PROBLEM REQUIREMENTS: Print every entry, word for word, and skip the images.

EXTRACTED DATA:
#####
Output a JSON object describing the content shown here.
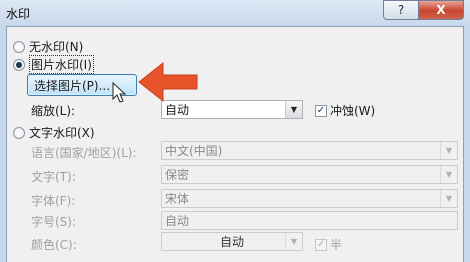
{
  "window": {
    "title": "水印",
    "help_label": "?",
    "close_label": "X"
  },
  "no_watermark": {
    "label": "无水印(N)"
  },
  "picture_watermark": {
    "label": "图片水印(I)",
    "select_button": "选择图片(P)...",
    "scale_label": "缩放(L):",
    "scale_value": "自动",
    "washout_label": "冲蚀(W)",
    "washout_checked": true
  },
  "text_watermark": {
    "label": "文字水印(X)",
    "language_label": "语言(国家/地区)(L):",
    "language_value": "中文(中国)",
    "text_label": "文字(T):",
    "text_value": "保密",
    "font_label": "字体(F):",
    "font_value": "宋体",
    "size_label": "字号(S):",
    "size_value": "自动",
    "color_label": "颜色(C):",
    "color_value": "自动",
    "semi_transparent_label": "半",
    "semi_transparent_checked": true
  },
  "icons": {
    "annotation_arrow": "orange-left-arrow",
    "mouse_cursor": "pointer-cursor"
  },
  "colors": {
    "accent_arrow": "#e8542a",
    "button_border": "#3c7fb1"
  }
}
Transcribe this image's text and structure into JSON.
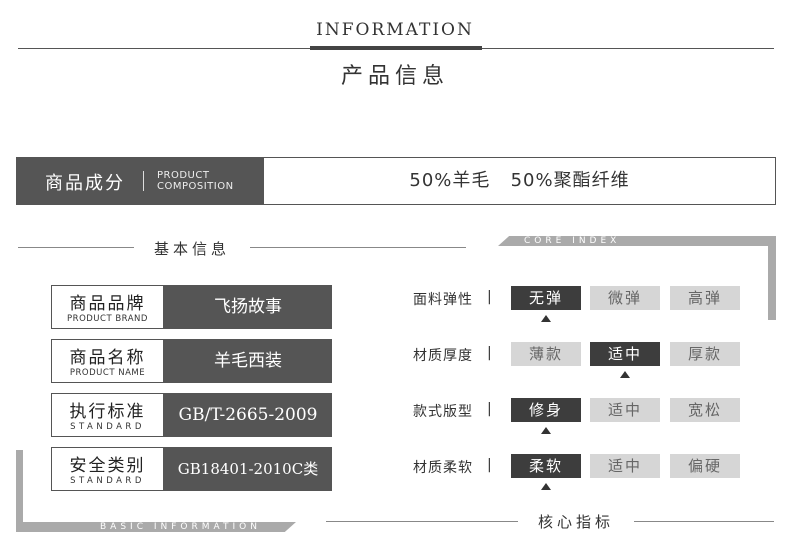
{
  "header": {
    "title_en": "INFORMATION",
    "title_cn": "产品信息"
  },
  "composition": {
    "label_cn": "商品成分",
    "label_en_line1": "PRODUCT",
    "label_en_line2": "COMPOSITION",
    "value": "50%羊毛   50%聚酯纤维"
  },
  "basic_info": {
    "title": "基本信息",
    "frame_label": "BASIC INFORMATION",
    "rows": [
      {
        "label_cn": "商品品牌",
        "label_en": "PRODUCT BRAND",
        "value": "飞扬故事"
      },
      {
        "label_cn": "商品名称",
        "label_en": "PRODUCT NAME",
        "value": "羊毛西装"
      },
      {
        "label_cn": "执行标准",
        "label_en": "STANDARD",
        "value": "GB/T-2665-2009"
      },
      {
        "label_cn": "安全类别",
        "label_en": "STANDARD",
        "value": "GB18401-2010C类"
      }
    ]
  },
  "core_index": {
    "title": "核心指标",
    "frame_label": "CORE INDEX",
    "rows": [
      {
        "label": "面料弹性",
        "pipe": "|",
        "options": [
          "无弹",
          "微弹",
          "高弹"
        ],
        "selected": 0
      },
      {
        "label": "材质厚度",
        "pipe": "|",
        "options": [
          "薄款",
          "适中",
          "厚款"
        ],
        "selected": 1
      },
      {
        "label": "款式版型",
        "pipe": "|",
        "options": [
          "修身",
          "适中",
          "宽松"
        ],
        "selected": 0
      },
      {
        "label": "材质柔软",
        "pipe": "|",
        "options": [
          "柔软",
          "适中",
          "偏硬"
        ],
        "selected": 0
      }
    ]
  },
  "colors": {
    "dark": "#555555",
    "selected": "#3d3d3d",
    "unselected": "#d6d6d6",
    "frame": "#aaaaaa"
  }
}
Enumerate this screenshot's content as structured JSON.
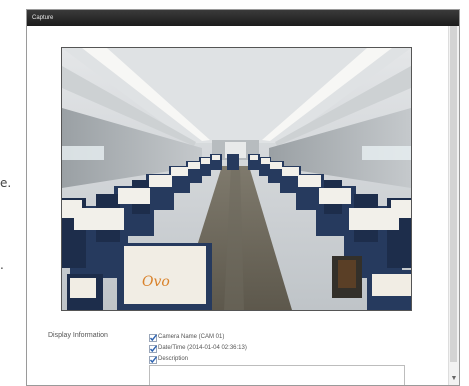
{
  "window": {
    "title": "Capture"
  },
  "side_fragments": {
    "upper": "e.",
    "lower": "."
  },
  "display_information": {
    "label": "Display Information",
    "options": [
      {
        "label": "Camera Name (CAM 01)",
        "checked": true
      },
      {
        "label": "Date/Time (2014-01-04 02:36:13)",
        "checked": true
      },
      {
        "label": "Description",
        "checked": true
      }
    ],
    "description_value": ""
  },
  "image": {
    "subject": "train passenger car interior",
    "headrest_logo": "Ovo"
  },
  "colors": {
    "titlebar": "#2a2a2a",
    "seat_navy": "#263a5e",
    "checkmark": "#2c62b0"
  }
}
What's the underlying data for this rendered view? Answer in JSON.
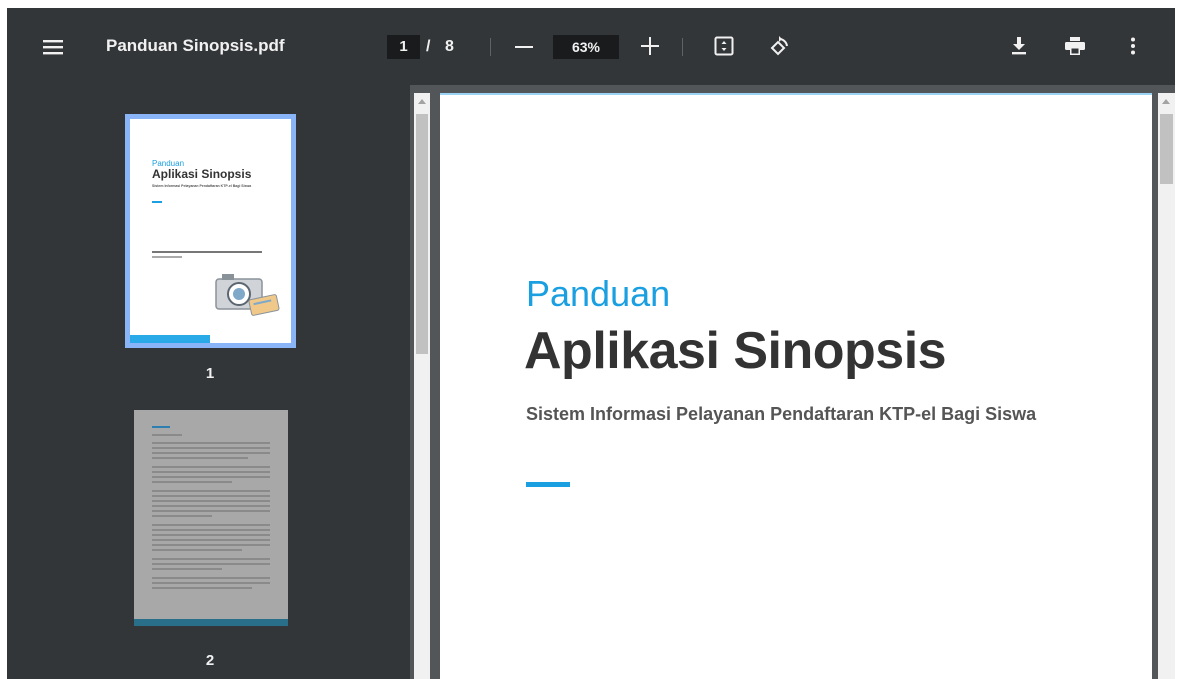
{
  "toolbar": {
    "title": "Panduan Sinopsis.pdf",
    "current_page": "1",
    "page_separator": "/",
    "total_pages": "8",
    "zoom": "63%"
  },
  "icons": [
    "menu-icon",
    "minus-icon",
    "plus-icon",
    "fit-page-icon",
    "rotate-icon",
    "download-icon",
    "print-icon",
    "more-vert-icon"
  ],
  "sidebar": {
    "thumbnails": [
      {
        "label": "1",
        "selected": true
      },
      {
        "label": "2",
        "selected": false
      }
    ],
    "mini_page1": {
      "kicker": "Panduan",
      "title": "Aplikasi Sinopsis",
      "subtitle": "Sistem Informasi Pelayanan Pendaftaran KTP-el Bagi Siswa"
    }
  },
  "document": {
    "kicker": "Panduan",
    "title": "Aplikasi Sinopsis",
    "subtitle": "Sistem Informasi Pelayanan Pendaftaran KTP-el Bagi Siswa"
  },
  "colors": {
    "accent": "#1a9fe0",
    "toolbar_bg": "#323639",
    "thumb_selected": "#8ab4f8"
  }
}
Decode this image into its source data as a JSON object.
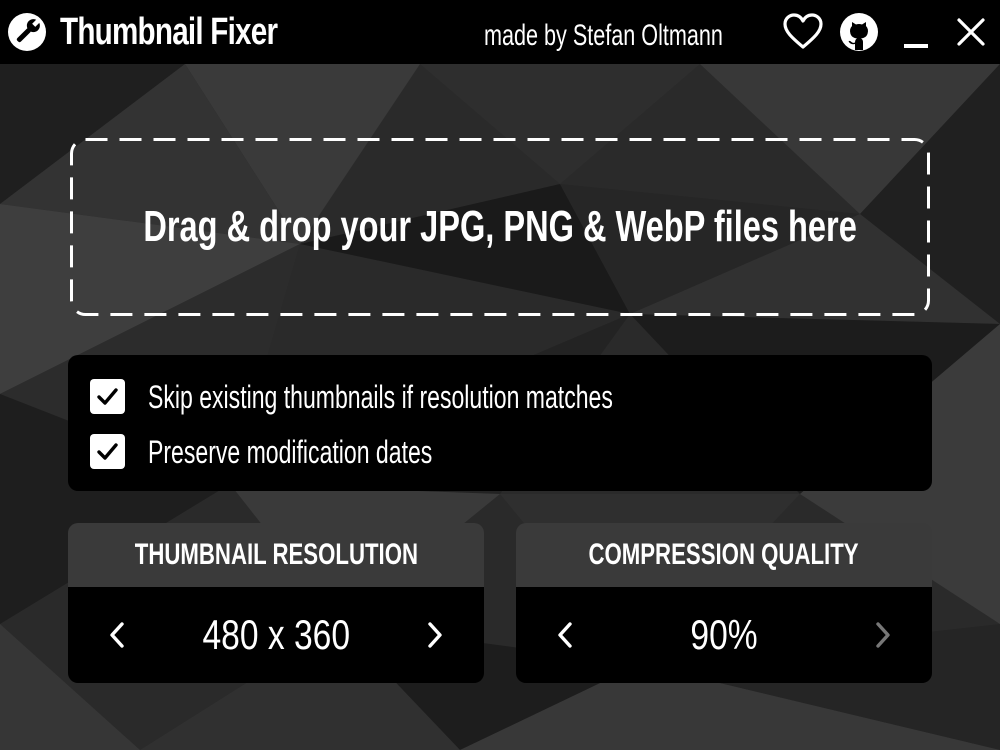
{
  "app": {
    "title": "Thumbnail Fixer",
    "author": "made by Stefan Oltmann",
    "icons": [
      "wrench-icon",
      "heart-icon",
      "github-icon",
      "minimize-icon",
      "close-icon"
    ]
  },
  "dropzone": {
    "text": "Drag & drop your JPG, PNG & WebP files here"
  },
  "options": [
    {
      "label": "Skip existing thumbnails if resolution matches",
      "checked": true
    },
    {
      "label": "Preserve modification dates",
      "checked": true
    }
  ],
  "resolution": {
    "title": "THUMBNAIL RESOLUTION",
    "value": "480 x 360"
  },
  "quality": {
    "title": "COMPRESSION QUALITY",
    "value": "90%"
  },
  "colors": {
    "background": "#000000",
    "panel_header": "#3a3a3a",
    "text": "#ffffff",
    "disabled_arrow": "#777777"
  }
}
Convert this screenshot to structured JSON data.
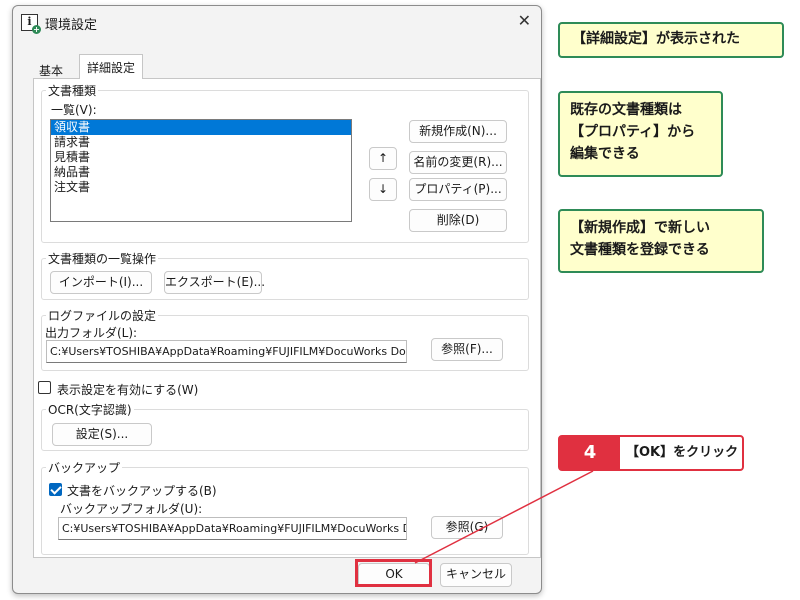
{
  "window": {
    "title": "環境設定",
    "close_glyph": "✕"
  },
  "tabs": [
    {
      "label": "基本"
    },
    {
      "label": "詳細設定"
    }
  ],
  "doc_types": {
    "title": "文書種類",
    "list_label": "一覧(V):",
    "items": [
      "領収書",
      "請求書",
      "見積書",
      "納品書",
      "注文書"
    ],
    "selected_index": 0,
    "up_glyph": "↑",
    "down_glyph": "↓",
    "new_button": "新規作成(N)...",
    "rename_button": "名前の変更(R)...",
    "properties_button": "プロパティ(P)...",
    "delete_button": "削除(D)"
  },
  "list_ops": {
    "title": "文書種類の一覧操作",
    "import_button": "インポート(I)...",
    "export_button": "エクスポート(E)..."
  },
  "log": {
    "title": "ログファイルの設定",
    "folder_label": "出力フォルダ(L):",
    "folder_value": "C:¥Users¥TOSHIBA¥AppData¥Roaming¥FUJIFILM¥DocuWorks Docu",
    "browse_button": "参照(F)..."
  },
  "display_setting": {
    "label": "表示設定を有効にする(W)",
    "checked": false
  },
  "ocr": {
    "title": "OCR(文字認識)",
    "settings_button": "設定(S)..."
  },
  "backup": {
    "title": "バックアップ",
    "checkbox_label": "文書をバックアップする(B)",
    "checked": true,
    "folder_label": "バックアップフォルダ(U):",
    "folder_value": "C:¥Users¥TOSHIBA¥AppData¥Roaming¥FUJIFILM¥DocuWorks Doc",
    "browse_button": "参照(G)"
  },
  "footer": {
    "ok_button": "OK",
    "cancel_button": "キャンセル"
  },
  "callouts": [
    {
      "lines": [
        "【詳細設定】が表示された"
      ]
    },
    {
      "lines": [
        "既存の文書種類は",
        "【プロパティ】から",
        "編集できる"
      ]
    },
    {
      "lines": [
        "【新規作成】で新しい",
        "文書種類を登録できる"
      ]
    }
  ],
  "step": {
    "number": "4",
    "text": "【OK】をクリック"
  },
  "colors": {
    "callout_border": "#2e8b57",
    "callout_fill": "#ffffcc",
    "step_red": "#e03040",
    "selection": "#0078d7"
  }
}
#####
ANSWER TO THE PROBLEM:
Output a JSON object describing the content shown here.
{
  "window": {
    "title": "水印",
    "help_label": "?",
    "close_label": "X"
  },
  "no_watermark": {
    "label": "无水印(N)"
  },
  "picture_watermark": {
    "label": "图片水印(I)",
    "select_button": "选择图片(P)...",
    "scale_label": "缩放(L):",
    "scale_value": "自动",
    "washout_label": "冲蚀(W)",
    "washout_checked": true
  },
  "text_watermark": {
    "label": "文字水印(X)",
    "language_label": "语言(国家/地区)(L):",
    "language_value": "中文(中国)",
    "text_label": "文字(T):",
    "text_value": "保密",
    "font_label": "字体(F):",
    "font_value": "宋体",
    "size_label": "字号(S):",
    "size_value": "自动",
    "color_label": "颜色(C):",
    "color_value": "自动",
    "semi_transparent_label": "半",
    "semi_transparent_checked": true
  },
  "icons": {
    "annotation_arrow": "orange-left-arrow",
    "mouse_cursor": "pointer-cursor"
  },
  "colors": {
    "accent_arrow": "#e8542a",
    "button_border": "#3c7fb1"
  }
}
Transcribe this image's text and structure into JSON.
{
  "header": {
    "title_en": "INFORMATION",
    "title_cn": "产品信息"
  },
  "composition": {
    "label_cn": "商品成分",
    "label_en_line1": "PRODUCT",
    "label_en_line2": "COMPOSITION",
    "value": "50%羊毛   50%聚酯纤维"
  },
  "basic_info": {
    "title": "基本信息",
    "frame_label": "BASIC INFORMATION",
    "rows": [
      {
        "label_cn": "商品品牌",
        "label_en": "PRODUCT BRAND",
        "value": "飞扬故事"
      },
      {
        "label_cn": "商品名称",
        "label_en": "PRODUCT NAME",
        "value": "羊毛西装"
      },
      {
        "label_cn": "执行标准",
        "label_en": "STANDARD",
        "value": "GB/T-2665-2009"
      },
      {
        "label_cn": "安全类别",
        "label_en": "STANDARD",
        "value": "GB18401-2010C类"
      }
    ]
  },
  "core_index": {
    "title": "核心指标",
    "frame_label": "CORE INDEX",
    "rows": [
      {
        "label": "面料弹性",
        "pipe": "|",
        "options": [
          "无弹",
          "微弹",
          "高弹"
        ],
        "selected": 0
      },
      {
        "label": "材质厚度",
        "pipe": "|",
        "options": [
          "薄款",
          "适中",
          "厚款"
        ],
        "selected": 1
      },
      {
        "label": "款式版型",
        "pipe": "|",
        "options": [
          "修身",
          "适中",
          "宽松"
        ],
        "selected": 0
      },
      {
        "label": "材质柔软",
        "pipe": "|",
        "options": [
          "柔软",
          "适中",
          "偏硬"
        ],
        "selected": 0
      }
    ]
  },
  "colors": {
    "dark": "#555555",
    "selected": "#3d3d3d",
    "unselected": "#d6d6d6",
    "frame": "#aaaaaa"
  }
}
Enumerate this screenshot's content as structured JSON.
{
  "window": {
    "title": "Capture"
  },
  "side_fragments": {
    "upper": "e.",
    "lower": "."
  },
  "display_information": {
    "label": "Display Information",
    "options": [
      {
        "label": "Camera Name (CAM 01)",
        "checked": true
      },
      {
        "label": "Date/Time (2014-01-04 02:36:13)",
        "checked": true
      },
      {
        "label": "Description",
        "checked": true
      }
    ],
    "description_value": ""
  },
  "image": {
    "subject": "train passenger car interior",
    "headrest_logo": "Ovo"
  },
  "colors": {
    "titlebar": "#2a2a2a",
    "seat_navy": "#263a5e",
    "checkmark": "#2c62b0"
  }
}
What's the underlying data for this rendered view? Answer in JSON.
{
  "toolbar": {
    "title": "Panduan Sinopsis.pdf",
    "current_page": "1",
    "page_separator": "/",
    "total_pages": "8",
    "zoom": "63%"
  },
  "icons": [
    "menu-icon",
    "minus-icon",
    "plus-icon",
    "fit-page-icon",
    "rotate-icon",
    "download-icon",
    "print-icon",
    "more-vert-icon"
  ],
  "sidebar": {
    "thumbnails": [
      {
        "label": "1",
        "selected": true
      },
      {
        "label": "2",
        "selected": false
      }
    ],
    "mini_page1": {
      "kicker": "Panduan",
      "title": "Aplikasi Sinopsis",
      "subtitle": "Sistem Informasi Pelayanan Pendaftaran KTP-el Bagi Siswa"
    }
  },
  "document": {
    "kicker": "Panduan",
    "title": "Aplikasi Sinopsis",
    "subtitle": "Sistem Informasi Pelayanan Pendaftaran KTP-el Bagi Siswa"
  },
  "colors": {
    "accent": "#1a9fe0",
    "toolbar_bg": "#323639",
    "thumb_selected": "#8ab4f8"
  }
}
Decode this image into its source data as a JSON object.
{
  "app": {
    "title": "Thumbnail Fixer",
    "author": "made by Stefan Oltmann",
    "icons": [
      "wrench-icon",
      "heart-icon",
      "github-icon",
      "minimize-icon",
      "close-icon"
    ]
  },
  "dropzone": {
    "text": "Drag & drop your JPG, PNG & WebP files here"
  },
  "options": [
    {
      "label": "Skip existing thumbnails if resolution matches",
      "checked": true
    },
    {
      "label": "Preserve modification dates",
      "checked": true
    }
  ],
  "resolution": {
    "title": "THUMBNAIL RESOLUTION",
    "value": "480 x 360"
  },
  "quality": {
    "title": "COMPRESSION QUALITY",
    "value": "90%"
  },
  "colors": {
    "background": "#000000",
    "panel_header": "#3a3a3a",
    "text": "#ffffff",
    "disabled_arrow": "#777777"
  }
}
Convert this screenshot to structured JSON data.
{
  "window": {
    "title": "環境設定",
    "close_glyph": "✕"
  },
  "tabs": [
    {
      "label": "基本"
    },
    {
      "label": "詳細設定"
    }
  ],
  "doc_types": {
    "title": "文書種類",
    "list_label": "一覧(V):",
    "items": [
      "領収書",
      "請求書",
      "見積書",
      "納品書",
      "注文書"
    ],
    "selected_index": 0,
    "up_glyph": "↑",
    "down_glyph": "↓",
    "new_button": "新規作成(N)...",
    "rename_button": "名前の変更(R)...",
    "properties_button": "プロパティ(P)...",
    "delete_button": "削除(D)"
  },
  "list_ops": {
    "title": "文書種類の一覧操作",
    "import_button": "インポート(I)...",
    "export_button": "エクスポート(E)..."
  },
  "log": {
    "title": "ログファイルの設定",
    "folder_label": "出力フォルダ(L):",
    "folder_value": "C:¥Users¥TOSHIBA¥AppData¥Roaming¥FUJIFILM¥DocuWorks Docu",
    "browse_button": "参照(F)..."
  },
  "display_setting": {
    "label": "表示設定を有効にする(W)",
    "checked": false
  },
  "ocr": {
    "title": "OCR(文字認識)",
    "settings_button": "設定(S)..."
  },
  "backup": {
    "title": "バックアップ",
    "checkbox_label": "文書をバックアップする(B)",
    "checked": true,
    "folder_label": "バックアップフォルダ(U):",
    "folder_value": "C:¥Users¥TOSHIBA¥AppData¥Roaming¥FUJIFILM¥DocuWorks Doc",
    "browse_button": "参照(G)"
  },
  "footer": {
    "ok_button": "OK",
    "cancel_button": "キャンセル"
  },
  "callouts": [
    {
      "lines": [
        "【詳細設定】が表示された"
      ]
    },
    {
      "lines": [
        "既存の文書種類は",
        "【プロパティ】から",
        "編集できる"
      ]
    },
    {
      "lines": [
        "【新規作成】で新しい",
        "文書種類を登録できる"
      ]
    }
  ],
  "step": {
    "number": "4",
    "text": "【OK】をクリック"
  },
  "colors": {
    "callout_border": "#2e8b57",
    "callout_fill": "#ffffcc",
    "step_red": "#e03040",
    "selection": "#0078d7"
  }
}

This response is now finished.